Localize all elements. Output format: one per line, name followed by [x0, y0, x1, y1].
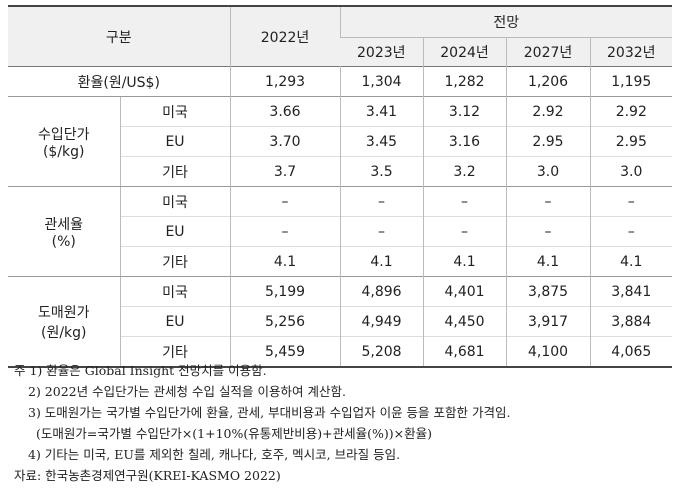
group-label: 수입단가 ($/kg) [8, 96, 120, 187]
group-label-line: ($/kg) [42, 143, 85, 160]
table-row: EU – – – – – [8, 216, 673, 247]
row-label: 기타 [119, 336, 231, 368]
row-label: 미국 [119, 276, 231, 307]
row-label: EU [119, 216, 231, 247]
cell: 4.1 [229, 246, 341, 277]
cell: – [589, 216, 673, 247]
cell: 5,199 [229, 276, 341, 307]
group-label-line: (%) [51, 233, 76, 250]
cell: 4,949 [339, 306, 424, 337]
cell: 5,256 [229, 306, 341, 337]
cell: – [339, 186, 424, 217]
cell: 1,282 [422, 66, 507, 97]
table-row: 환율(원/US$) 1,293 1,304 1,282 1,206 1,195 [8, 66, 673, 97]
cell: – [229, 186, 341, 217]
cell: 2.95 [505, 126, 591, 157]
cell: 4,896 [339, 276, 424, 307]
group-label-line: (원/kg) [40, 324, 87, 341]
cell: – [505, 186, 591, 217]
note-line: (도매원가=국가별 수입단가×(1+10%(유통제반비용)+관세율(%))×환율… [36, 426, 432, 441]
cell: 1,304 [339, 66, 424, 97]
table-row: EU 3.70 3.45 3.16 2.95 2.95 [8, 126, 673, 157]
cell: 3.0 [505, 156, 591, 187]
note-line: 4) 기타는 미국, EU를 제외한 칠레, 캐나다, 호주, 멕시코, 브라질… [28, 447, 401, 462]
cell: – [422, 186, 507, 217]
table-row: 기타 4.1 4.1 4.1 4.1 4.1 [8, 246, 673, 277]
row-label: 미국 [119, 96, 231, 127]
data-table: 구분 2022년 전망 2023년 2024년 2027년 2032년 환율(원/US… [8, 5, 673, 368]
header-cell: 2023년 [340, 37, 424, 67]
group-label: 관세율 (%) [8, 186, 120, 277]
header-cell: 2032년 [589, 37, 673, 67]
cell: 3,841 [589, 276, 673, 307]
cell: 5,208 [339, 336, 424, 368]
cell: – [505, 216, 591, 247]
row-label: EU [119, 306, 231, 337]
cell: 4,401 [422, 276, 507, 307]
header-cell: 구분 [8, 5, 231, 67]
cell: 4,100 [505, 336, 591, 368]
row-label: 기타 [119, 156, 231, 187]
header-cell: 2022년 [229, 5, 341, 67]
group-label-line: 도매원가 [37, 304, 90, 321]
header-row: 구분 2022년 전망 [8, 5, 673, 67]
cell: 4,681 [422, 336, 507, 368]
row-label: 미국 [119, 186, 231, 217]
group-label-line: 관세율 [44, 216, 84, 233]
cell: 3,875 [505, 276, 591, 307]
cell: 4,065 [589, 336, 673, 368]
cell: – [422, 216, 507, 247]
source: 자료: 한국농촌경제연구원(KREI-KASMO 2022) [14, 468, 281, 483]
cell: 3,884 [589, 306, 673, 337]
cell: 1,293 [229, 66, 341, 97]
group-label: 도매원가 (원/kg) [8, 276, 120, 368]
cell: 2.95 [589, 126, 673, 157]
cell: – [589, 186, 673, 217]
note-line: 2) 2022년 수입단가는 관세청 수입 실적을 이용하여 계산함. [28, 384, 346, 399]
table-row: 수입단가 ($/kg) 미국 3.66 3.41 3.12 2.92 2.92 [8, 96, 673, 187]
table-row: EU 5,256 4,949 4,450 3,917 3,884 [8, 306, 673, 337]
cell: 4.1 [422, 246, 507, 277]
cell: 4.1 [505, 246, 591, 277]
cell: – [229, 216, 341, 247]
cell: 3.0 [589, 156, 673, 187]
header-row: 2023년 2024년 2027년 2032년 [8, 37, 673, 67]
cell: 3.7 [229, 156, 341, 187]
cell: 4.1 [339, 246, 424, 277]
cell: 3.16 [422, 126, 507, 157]
cell: 1,206 [505, 66, 591, 97]
header-cell: 2027년 [505, 37, 591, 67]
cell: 3.5 [339, 156, 424, 187]
group-label-line: 수입단가 [37, 126, 90, 143]
cell: 4,450 [422, 306, 507, 337]
cell: – [339, 216, 424, 247]
header-cell: 전망 [339, 5, 673, 38]
cell: 3.12 [422, 96, 507, 127]
cell: 1,195 [589, 66, 673, 97]
table-row: 기타 5,459 5,208 4,681 4,100 4,065 [8, 336, 673, 368]
table-row: 관세율 (%) 미국 – – – – – [8, 186, 673, 277]
row-label: 기타 [119, 246, 231, 277]
note-line: 주 1) 환율은 Global Insight 전망치를 이용함. [14, 363, 267, 378]
table-row: 기타 3.7 3.5 3.2 3.0 3.0 [8, 156, 673, 187]
cell: 3.41 [339, 96, 424, 127]
cell: 4.1 [589, 246, 673, 277]
table-row: 도매원가 (원/kg) 미국 5,199 4,896 4,401 3,875 3,841 [8, 276, 673, 368]
note-line: 3) 도매원가는 국가별 수입단가에 환율, 관세, 부대비용과 수입업자 이윤… [28, 405, 511, 420]
cell: 3.45 [339, 126, 424, 157]
cell: 2.92 [505, 96, 591, 127]
cell: 3.66 [229, 96, 341, 127]
cell: 3.70 [229, 126, 341, 157]
notes: 주 1) 환율은 Global Insight 전망치를 이용함. 2) 2022… [14, 360, 674, 486]
header-cell: 2024년 [422, 37, 507, 67]
cell: 3,917 [505, 306, 591, 337]
row-label: EU [119, 126, 231, 157]
cell: 3.2 [422, 156, 507, 187]
cell: 5,459 [229, 336, 341, 368]
row-label: 환율(원/US$) [77, 74, 160, 91]
cell: 2.92 [589, 96, 673, 127]
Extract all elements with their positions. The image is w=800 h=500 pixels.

Short exercise | Switch each "row-label" in the data to "row-header", then write out the data again with everything else unchanged and the pictures left out.

Reply to the exercise |
Localize all elements. Output format: one per line, name followed by [x0, y0, x1, y1].
group-label: 수입단가 ($/kg) [8, 96, 120, 187]
group-label-line: ($/kg) [42, 143, 85, 160]
table-row: EU – – – – – [8, 216, 673, 247]
row-header: 기타 [119, 336, 231, 368]
row-header: 미국 [119, 276, 231, 307]
row-header: EU [119, 216, 231, 247]
cell: 4.1 [229, 246, 341, 277]
cell: – [589, 216, 673, 247]
cell: 5,199 [229, 276, 341, 307]
group-label-line: (%) [51, 233, 76, 250]
cell: 4,949 [339, 306, 424, 337]
cell: 5,256 [229, 306, 341, 337]
cell: – [339, 186, 424, 217]
cell: 1,282 [422, 66, 507, 97]
table-row: 환율(원/US$) 1,293 1,304 1,282 1,206 1,195 [8, 66, 673, 97]
cell: – [229, 186, 341, 217]
cell: 2.95 [505, 126, 591, 157]
cell: 4,896 [339, 276, 424, 307]
group-label-line: (원/kg) [40, 324, 87, 341]
cell: – [505, 186, 591, 217]
note-line: (도매원가=국가별 수입단가×(1+10%(유통제반비용)+관세율(%))×환율… [36, 426, 432, 441]
cell: 1,304 [339, 66, 424, 97]
table-row: EU 3.70 3.45 3.16 2.95 2.95 [8, 126, 673, 157]
cell: 3.0 [505, 156, 591, 187]
note-line: 4) 기타는 미국, EU를 제외한 칠레, 캐나다, 호주, 멕시코, 브라질… [28, 447, 401, 462]
cell: – [422, 186, 507, 217]
table-row: 기타 4.1 4.1 4.1 4.1 4.1 [8, 246, 673, 277]
row-header: 미국 [119, 96, 231, 127]
data-table: 구분 2022년 전망 2023년 2024년 2027년 2032년 환율(원/US… [8, 5, 673, 368]
header-cell: 2023년 [340, 37, 424, 67]
group-label: 관세율 (%) [8, 186, 120, 277]
header-cell: 2032년 [589, 37, 673, 67]
cell: 3,841 [589, 276, 673, 307]
cell: 5,208 [339, 336, 424, 368]
cell: – [505, 216, 591, 247]
row-header: EU [119, 306, 231, 337]
cell: 4,401 [422, 276, 507, 307]
header-cell: 구분 [8, 5, 231, 67]
cell: 4,100 [505, 336, 591, 368]
row-header: 기타 [119, 156, 231, 187]
header-cell: 2022년 [229, 5, 341, 67]
group-label-line: 도매원가 [37, 304, 90, 321]
header-row: 구분 2022년 전망 [8, 5, 673, 67]
cell: 4,681 [422, 336, 507, 368]
row-header: 미국 [119, 186, 231, 217]
group-label-line: 관세율 [44, 216, 84, 233]
cell: 3,875 [505, 276, 591, 307]
cell: 4,065 [589, 336, 673, 368]
cell: – [422, 216, 507, 247]
source: 자료: 한국농촌경제연구원(KREI-KASMO 2022) [14, 468, 281, 483]
cell: 3,884 [589, 306, 673, 337]
cell: 1,293 [229, 66, 341, 97]
group-label: 도매원가 (원/kg) [8, 276, 120, 368]
cell: 2.95 [589, 126, 673, 157]
cell: – [589, 186, 673, 217]
note-line: 2) 2022년 수입단가는 관세청 수입 실적을 이용하여 계산함. [28, 384, 346, 399]
table-row: 수입단가 ($/kg) 미국 3.66 3.41 3.12 2.92 2.92 [8, 96, 673, 187]
table-row: EU 5,256 4,949 4,450 3,917 3,884 [8, 306, 673, 337]
cell: 4.1 [422, 246, 507, 277]
cell: 4.1 [505, 246, 591, 277]
cell: – [229, 216, 341, 247]
cell: 3.0 [589, 156, 673, 187]
header-row: 2023년 2024년 2027년 2032년 [8, 37, 673, 67]
cell: 3.7 [229, 156, 341, 187]
cell: 4.1 [339, 246, 424, 277]
cell: 3.16 [422, 126, 507, 157]
cell: 1,206 [505, 66, 591, 97]
header-cell: 2027년 [505, 37, 591, 67]
cell: 3.5 [339, 156, 424, 187]
group-label-line: 수입단가 [37, 126, 90, 143]
cell: 4,450 [422, 306, 507, 337]
cell: – [339, 216, 424, 247]
header-cell: 전망 [339, 5, 673, 38]
cell: 3.12 [422, 96, 507, 127]
cell: 1,195 [589, 66, 673, 97]
table-row: 기타 5,459 5,208 4,681 4,100 4,065 [8, 336, 673, 368]
table-row: 관세율 (%) 미국 – – – – – [8, 186, 673, 277]
row-header: 기타 [119, 246, 231, 277]
note-line: 주 1) 환율은 Global Insight 전망치를 이용함. [14, 363, 267, 378]
table-row: 기타 3.7 3.5 3.2 3.0 3.0 [8, 156, 673, 187]
cell: 3.41 [339, 96, 424, 127]
cell: 4.1 [589, 246, 673, 277]
table-row: 도매원가 (원/kg) 미국 5,199 4,896 4,401 3,875 3,841 [8, 276, 673, 368]
note-line: 3) 도매원가는 국가별 수입단가에 환율, 관세, 부대비용과 수입업자 이윤… [28, 405, 511, 420]
cell: 3.45 [339, 126, 424, 157]
cell: 2.92 [505, 96, 591, 127]
cell: 3.66 [229, 96, 341, 127]
cell: 3.70 [229, 126, 341, 157]
notes: 주 1) 환율은 Global Insight 전망치를 이용함. 2) 2022… [14, 360, 674, 486]
header-cell: 2024년 [422, 37, 507, 67]
cell: 3,917 [505, 306, 591, 337]
row-header: EU [119, 126, 231, 157]
cell: 3.2 [422, 156, 507, 187]
cell: 5,459 [229, 336, 341, 368]
row-header: 환율(원/US$) [77, 74, 160, 91]
cell: 2.92 [589, 96, 673, 127]
Extract all elements with their positions. The image is w=800 h=500 pixels.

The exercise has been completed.